WHAT YOU WILL DO:
Give only the number of lines where "title" occurs.

==== PROVIDED MATERIAL ====

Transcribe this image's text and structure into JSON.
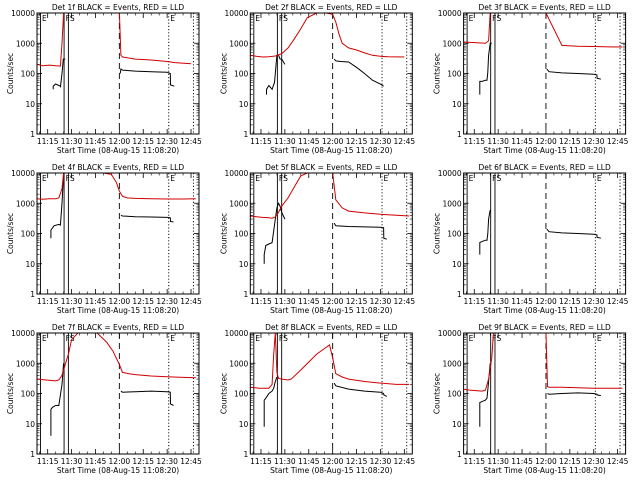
{
  "layout": {
    "rows": 3,
    "cols": 3
  },
  "colors": {
    "events": "#000000",
    "lld": "#d00000",
    "axes": "#000000"
  },
  "shared": {
    "xlabel": "Start Time (08-Aug-15 11:08:20)",
    "ylabel": "Counts/sec",
    "x_ticks": [
      "11:15",
      "11:30",
      "11:45",
      "12:00",
      "12:15",
      "12:30",
      "12:45"
    ],
    "x_tick_minutes": [
      15,
      30,
      45,
      60,
      75,
      90,
      105
    ],
    "xlim_minutes": [
      8.3,
      110
    ],
    "y_scale": "log",
    "ylim": [
      1,
      10000
    ],
    "y_ticks": [
      "1",
      "10",
      "100",
      "1000",
      "10000"
    ],
    "y_tick_values": [
      1,
      10,
      100,
      1000,
      10000
    ],
    "markers": [
      {
        "label": "E",
        "minute": 10.5,
        "style": "solid"
      },
      {
        "label": "F",
        "minute": 25.3,
        "style": "solid"
      },
      {
        "label": "S",
        "minute": 28.0,
        "style": "solid"
      },
      {
        "label": "",
        "minute": 60.0,
        "style": "dashed"
      },
      {
        "label": "E",
        "minute": 91.0,
        "style": "dotted"
      },
      {
        "label": "",
        "minute": 106.5,
        "style": "dotted"
      }
    ]
  },
  "chart_data": [
    {
      "type": "line",
      "title": "Det 1f BLACK = Events, RED = LLD",
      "series": [
        {
          "name": "Events",
          "color": "#000000",
          "x": [
            8.3,
            9,
            10.4,
            10.4,
            18.5,
            18.5,
            20,
            23,
            23,
            24,
            24.8,
            26,
            26.3,
            27,
            28,
            60,
            60.5,
            61,
            62,
            70,
            80,
            90,
            92,
            92.1,
            94.5
          ],
          "y": [
            null,
            null,
            null,
            null,
            30,
            38,
            45,
            38,
            35,
            100,
            300,
            300,
            null,
            null,
            null,
            null,
            100,
            140,
            130,
            120,
            115,
            110,
            100,
            42,
            38
          ]
        },
        {
          "name": "LLD",
          "color": "#d00000",
          "x": [
            8.3,
            12,
            16,
            20,
            23,
            24,
            25,
            26,
            27,
            28,
            60,
            61,
            62,
            70,
            80,
            90,
            95,
            105
          ],
          "y": [
            200,
            180,
            190,
            180,
            175,
            1000,
            10000,
            10000,
            10000,
            10000,
            10000,
            400,
            350,
            300,
            280,
            250,
            230,
            210
          ]
        }
      ]
    },
    {
      "type": "line",
      "title": "Det 2f BLACK = Events, RED = LLD",
      "series": [
        {
          "name": "Events",
          "color": "#000000",
          "x": [
            18.5,
            18.5,
            20,
            22,
            23.5,
            24,
            25,
            26,
            27,
            28,
            30,
            31,
            60,
            61,
            62,
            65,
            70,
            75,
            80,
            85,
            90,
            92
          ],
          "y": [
            20,
            30,
            40,
            30,
            50,
            100,
            400,
            400,
            300,
            300,
            200,
            null,
            null,
            300,
            260,
            250,
            240,
            160,
            100,
            60,
            45,
            38
          ]
        },
        {
          "name": "LLD",
          "color": "#d00000",
          "x": [
            8.3,
            12,
            16,
            20,
            24,
            28,
            32,
            36,
            40,
            44,
            50,
            56,
            60,
            62,
            64,
            66,
            70,
            75,
            80,
            85,
            90,
            95,
            105
          ],
          "y": [
            400,
            370,
            350,
            360,
            380,
            450,
            700,
            1400,
            3000,
            7000,
            10000,
            10000,
            9000,
            5000,
            2000,
            1000,
            700,
            600,
            480,
            400,
            370,
            360,
            350
          ]
        }
      ]
    },
    {
      "type": "line",
      "title": "Det 3f BLACK = Events, RED = LLD",
      "series": [
        {
          "name": "Events",
          "color": "#000000",
          "x": [
            18.5,
            18.5,
            20,
            22,
            23,
            23.5,
            24,
            25,
            26,
            27,
            60,
            60.5,
            62,
            70,
            80,
            90,
            92,
            92.1,
            94.5
          ],
          "y": [
            20,
            55,
            55,
            60,
            60,
            110,
            400,
            1000,
            1000,
            null,
            null,
            140,
            115,
            105,
            100,
            95,
            90,
            70,
            65
          ]
        },
        {
          "name": "LLD",
          "color": "#d00000",
          "x": [
            8.3,
            15,
            22,
            24,
            25,
            26,
            27,
            28,
            32,
            40,
            50,
            60,
            70,
            80,
            90,
            100,
            108
          ],
          "y": [
            1100,
            1050,
            1000,
            1200,
            10000,
            10000,
            10000,
            10000,
            10000,
            10000,
            10000,
            10000,
            850,
            800,
            780,
            760,
            750
          ]
        }
      ]
    },
    {
      "type": "line",
      "title": "Det 4f BLACK = Events, RED = LLD",
      "series": [
        {
          "name": "Events",
          "color": "#000000",
          "x": [
            17,
            17,
            19,
            22,
            23,
            24,
            25,
            26,
            60,
            61,
            62,
            70,
            80,
            90,
            92,
            92.1,
            94
          ],
          "y": [
            70,
            130,
            180,
            200,
            190,
            1000,
            10000,
            null,
            null,
            400,
            380,
            360,
            350,
            340,
            330,
            250,
            240
          ]
        },
        {
          "name": "LLD",
          "color": "#d00000",
          "x": [
            8.3,
            12,
            16,
            20,
            22,
            24,
            25,
            26,
            30,
            40,
            50,
            55,
            58,
            60,
            62,
            65,
            70,
            80,
            90,
            100,
            108
          ],
          "y": [
            1400,
            1350,
            1400,
            1400,
            1500,
            3000,
            10000,
            10000,
            10000,
            10000,
            10000,
            9000,
            5000,
            2500,
            1700,
            1500,
            1450,
            1400,
            1380,
            1380,
            1400
          ]
        }
      ]
    },
    {
      "type": "line",
      "title": "Det 5f BLACK = Events, RED = LLD",
      "series": [
        {
          "name": "Events",
          "color": "#000000",
          "x": [
            17,
            17,
            18,
            20,
            22,
            24,
            25,
            26,
            27,
            28,
            30,
            60,
            61,
            62,
            70,
            80,
            90,
            92,
            92.1,
            94
          ],
          "y": [
            10,
            20,
            40,
            45,
            50,
            300,
            700,
            1000,
            800,
            500,
            300,
            null,
            220,
            180,
            170,
            165,
            160,
            155,
            70,
            65
          ]
        },
        {
          "name": "LLD",
          "color": "#d00000",
          "x": [
            8.3,
            12,
            16,
            20,
            22,
            24,
            26,
            28,
            32,
            36,
            40,
            44,
            50,
            56,
            60,
            62,
            66,
            70,
            80,
            90,
            100,
            108
          ],
          "y": [
            380,
            360,
            340,
            330,
            320,
            350,
            500,
            800,
            1500,
            3500,
            8000,
            10000,
            10000,
            10000,
            10000,
            1300,
            700,
            550,
            480,
            430,
            400,
            380
          ]
        }
      ]
    },
    {
      "type": "line",
      "title": "Det 6f BLACK = Events, RED = LLD",
      "series": [
        {
          "name": "Events",
          "color": "#000000",
          "x": [
            18.5,
            18.5,
            20,
            22,
            23,
            23.5,
            24,
            25,
            26,
            60,
            60.5,
            62,
            70,
            80,
            90,
            92,
            92.1,
            94.5
          ],
          "y": [
            20,
            50,
            55,
            60,
            60,
            100,
            300,
            600,
            null,
            null,
            140,
            115,
            105,
            100,
            95,
            90,
            75,
            70
          ]
        },
        {
          "name": "LLD",
          "color": "#d00000",
          "x": [],
          "y": []
        }
      ]
    },
    {
      "type": "line",
      "title": "Det 7f BLACK = Events, RED = LLD",
      "series": [
        {
          "name": "Events",
          "color": "#000000",
          "x": [
            17,
            17,
            18,
            20,
            22,
            24,
            25,
            26,
            60,
            61,
            62,
            70,
            80,
            90,
            92,
            92.1,
            94
          ],
          "y": [
            4,
            30,
            35,
            40,
            40,
            200,
            1000,
            null,
            null,
            120,
            110,
            115,
            120,
            115,
            110,
            45,
            40
          ]
        },
        {
          "name": "LLD",
          "color": "#d00000",
          "x": [
            8.3,
            14,
            20,
            22,
            24,
            26,
            28,
            30,
            34,
            40,
            46,
            52,
            56,
            60,
            62,
            66,
            70,
            80,
            90,
            100,
            108
          ],
          "y": [
            300,
            280,
            260,
            280,
            400,
            900,
            2000,
            6000,
            10000,
            10000,
            10000,
            5000,
            2500,
            900,
            500,
            450,
            420,
            380,
            360,
            340,
            330
          ]
        }
      ]
    },
    {
      "type": "line",
      "title": "Det 8f BLACK = Events, RED = LLD",
      "series": [
        {
          "name": "Events",
          "color": "#000000",
          "x": [
            17,
            17,
            18,
            20,
            22,
            23,
            24,
            25,
            26,
            60,
            61,
            62,
            70,
            80,
            90,
            92,
            92.1,
            94
          ],
          "y": [
            8,
            60,
            70,
            100,
            120,
            150,
            250,
            350,
            null,
            null,
            220,
            180,
            140,
            120,
            110,
            100,
            90,
            80
          ]
        },
        {
          "name": "LLD",
          "color": "#d00000",
          "x": [
            8.3,
            14,
            20,
            22,
            23,
            24,
            25,
            26,
            28,
            30,
            32,
            34,
            40,
            50,
            58,
            60,
            62,
            66,
            70,
            80,
            90,
            100,
            108
          ],
          "y": [
            160,
            150,
            150,
            200,
            2000,
            10000,
            500,
            320,
            300,
            290,
            280,
            300,
            600,
            2000,
            4000,
            1500,
            450,
            350,
            300,
            250,
            220,
            200,
            200
          ]
        }
      ]
    },
    {
      "type": "line",
      "title": "Det 9f BLACK = Events, RED = LLD",
      "series": [
        {
          "name": "Events",
          "color": "#000000",
          "x": [
            18.5,
            18.5,
            20,
            22,
            23,
            24,
            25,
            26,
            60,
            61,
            62,
            70,
            80,
            90,
            92,
            92.1,
            94.5
          ],
          "y": [
            8,
            50,
            55,
            60,
            70,
            250,
            1000,
            null,
            null,
            100,
            95,
            100,
            105,
            100,
            95,
            90,
            85
          ]
        },
        {
          "name": "LLD",
          "color": "#d00000",
          "x": [
            8.3,
            12,
            16,
            20,
            22,
            24,
            26,
            27,
            28,
            30,
            34,
            40,
            50,
            58,
            60,
            61,
            62,
            70,
            80,
            90,
            100,
            108
          ],
          "y": [
            140,
            130,
            125,
            120,
            130,
            300,
            1500,
            10000,
            10000,
            10000,
            10000,
            10000,
            10000,
            10000,
            10000,
            170,
            160,
            160,
            155,
            150,
            150,
            150
          ]
        }
      ]
    }
  ]
}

====

SOLUTION TO THE EXERCISE:
9